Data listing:
++++
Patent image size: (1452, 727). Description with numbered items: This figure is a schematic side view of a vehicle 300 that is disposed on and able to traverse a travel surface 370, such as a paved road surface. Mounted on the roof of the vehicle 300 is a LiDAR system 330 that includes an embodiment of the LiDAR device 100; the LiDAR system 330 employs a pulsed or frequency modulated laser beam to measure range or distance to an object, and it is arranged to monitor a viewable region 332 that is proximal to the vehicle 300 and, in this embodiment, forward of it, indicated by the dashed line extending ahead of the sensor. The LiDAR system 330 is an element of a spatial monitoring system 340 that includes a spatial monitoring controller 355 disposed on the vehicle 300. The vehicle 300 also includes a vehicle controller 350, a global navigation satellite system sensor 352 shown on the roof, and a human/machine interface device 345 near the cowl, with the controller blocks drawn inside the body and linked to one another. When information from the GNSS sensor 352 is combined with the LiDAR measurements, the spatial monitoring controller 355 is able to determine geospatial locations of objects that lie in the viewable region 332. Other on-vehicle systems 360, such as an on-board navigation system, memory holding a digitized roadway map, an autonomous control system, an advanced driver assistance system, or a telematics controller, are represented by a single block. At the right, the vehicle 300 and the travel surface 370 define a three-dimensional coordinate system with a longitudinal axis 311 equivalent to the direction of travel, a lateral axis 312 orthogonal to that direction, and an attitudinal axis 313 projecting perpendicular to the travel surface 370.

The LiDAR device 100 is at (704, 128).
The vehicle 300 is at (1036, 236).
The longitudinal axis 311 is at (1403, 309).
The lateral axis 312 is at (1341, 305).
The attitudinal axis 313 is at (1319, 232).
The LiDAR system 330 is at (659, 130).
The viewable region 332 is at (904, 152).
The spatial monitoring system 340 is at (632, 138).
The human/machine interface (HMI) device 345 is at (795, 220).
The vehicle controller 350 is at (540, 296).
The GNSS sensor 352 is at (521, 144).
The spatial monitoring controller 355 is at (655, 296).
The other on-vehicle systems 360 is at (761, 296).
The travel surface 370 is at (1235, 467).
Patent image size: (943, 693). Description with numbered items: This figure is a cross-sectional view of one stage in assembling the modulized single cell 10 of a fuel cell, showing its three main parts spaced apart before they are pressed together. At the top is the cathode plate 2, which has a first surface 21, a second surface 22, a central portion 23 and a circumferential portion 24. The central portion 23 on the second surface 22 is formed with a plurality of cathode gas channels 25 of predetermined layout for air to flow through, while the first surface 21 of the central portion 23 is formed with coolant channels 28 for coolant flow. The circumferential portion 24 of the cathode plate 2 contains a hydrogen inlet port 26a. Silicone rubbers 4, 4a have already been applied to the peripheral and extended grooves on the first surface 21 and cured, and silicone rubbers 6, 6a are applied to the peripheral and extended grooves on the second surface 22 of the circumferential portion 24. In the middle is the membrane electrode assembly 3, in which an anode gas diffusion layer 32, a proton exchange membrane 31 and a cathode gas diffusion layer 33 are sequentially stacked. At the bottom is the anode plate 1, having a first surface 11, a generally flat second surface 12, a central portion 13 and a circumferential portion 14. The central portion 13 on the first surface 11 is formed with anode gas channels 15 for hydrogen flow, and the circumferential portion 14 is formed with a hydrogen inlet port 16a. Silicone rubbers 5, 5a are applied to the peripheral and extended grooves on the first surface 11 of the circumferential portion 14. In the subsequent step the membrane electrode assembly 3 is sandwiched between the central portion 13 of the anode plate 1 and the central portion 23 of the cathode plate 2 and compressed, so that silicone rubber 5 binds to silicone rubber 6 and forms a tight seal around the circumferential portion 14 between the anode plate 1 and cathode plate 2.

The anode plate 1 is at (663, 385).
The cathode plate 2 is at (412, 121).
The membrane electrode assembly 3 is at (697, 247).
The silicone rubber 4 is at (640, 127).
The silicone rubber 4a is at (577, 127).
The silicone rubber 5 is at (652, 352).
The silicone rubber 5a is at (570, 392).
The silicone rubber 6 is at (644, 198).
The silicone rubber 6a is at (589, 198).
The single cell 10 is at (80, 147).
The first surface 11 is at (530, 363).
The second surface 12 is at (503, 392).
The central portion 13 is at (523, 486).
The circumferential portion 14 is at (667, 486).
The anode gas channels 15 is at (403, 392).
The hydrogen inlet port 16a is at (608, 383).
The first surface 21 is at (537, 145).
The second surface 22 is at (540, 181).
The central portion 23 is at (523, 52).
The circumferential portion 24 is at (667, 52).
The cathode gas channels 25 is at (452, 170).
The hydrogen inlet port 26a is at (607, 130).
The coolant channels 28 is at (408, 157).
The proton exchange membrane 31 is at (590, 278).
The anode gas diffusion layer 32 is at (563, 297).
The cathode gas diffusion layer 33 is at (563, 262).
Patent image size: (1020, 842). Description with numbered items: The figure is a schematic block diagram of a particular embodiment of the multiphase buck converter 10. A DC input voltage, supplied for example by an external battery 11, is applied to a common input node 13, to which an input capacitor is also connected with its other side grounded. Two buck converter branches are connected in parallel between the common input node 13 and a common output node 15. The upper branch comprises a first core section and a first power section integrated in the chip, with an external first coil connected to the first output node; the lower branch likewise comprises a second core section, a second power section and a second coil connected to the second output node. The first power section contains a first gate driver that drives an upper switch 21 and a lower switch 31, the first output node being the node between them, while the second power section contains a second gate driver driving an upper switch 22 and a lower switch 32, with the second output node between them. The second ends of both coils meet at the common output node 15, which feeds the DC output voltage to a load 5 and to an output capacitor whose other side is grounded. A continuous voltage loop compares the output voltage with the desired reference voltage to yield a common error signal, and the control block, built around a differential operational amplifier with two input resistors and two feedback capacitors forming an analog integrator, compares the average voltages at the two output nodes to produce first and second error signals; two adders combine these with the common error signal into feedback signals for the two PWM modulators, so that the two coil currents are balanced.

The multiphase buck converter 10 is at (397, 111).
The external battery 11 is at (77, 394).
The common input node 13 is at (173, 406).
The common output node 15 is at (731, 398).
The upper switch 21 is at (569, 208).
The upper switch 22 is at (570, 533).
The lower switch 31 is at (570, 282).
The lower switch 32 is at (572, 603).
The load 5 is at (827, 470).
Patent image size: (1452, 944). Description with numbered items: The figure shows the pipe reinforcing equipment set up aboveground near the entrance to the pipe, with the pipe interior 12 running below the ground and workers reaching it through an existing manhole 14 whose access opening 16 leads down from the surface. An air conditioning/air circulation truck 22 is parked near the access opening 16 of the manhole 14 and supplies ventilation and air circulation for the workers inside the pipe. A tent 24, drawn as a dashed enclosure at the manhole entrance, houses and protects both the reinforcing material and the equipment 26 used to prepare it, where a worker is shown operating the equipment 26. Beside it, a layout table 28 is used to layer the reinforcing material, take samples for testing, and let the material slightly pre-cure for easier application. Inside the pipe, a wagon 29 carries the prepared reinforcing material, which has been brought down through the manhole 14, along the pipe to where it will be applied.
++++
## WHAT YOU HAVE TO DO
Identify every line in the records that contains the word "aboveground" and copy each of those lines in full.

## RESPONSE TO THE TASK
Patent image size: (1452, 944). Description with numbered items: The figure shows the pipe reinforcing equipment set up aboveground near the entrance to the pipe, with the pipe interior 12 running below the ground and workers reaching it through an existing manhole 14 whose access opening 16 leads down from the surface. An air conditioning/air circulation truck 22 is parked near the access opening 16 of the manhole 14 and supplies ventilation and air circulation for the workers inside the pipe. A tent 24, drawn as a dashed enclosure at the manhole entrance, houses and protects both the reinforcing material and the equipment 26 used to prepare it, where a worker is shown operating the equipment 26. Beside it, a layout table 28 is used to layer the reinforcing material, take samples for testing, and let the material slightly pre-cure for easier application. Inside the pipe, a wagon 29 carries the prepared reinforcing material, which has been brought down through the manhole 14, along the pipe to where it will be applied.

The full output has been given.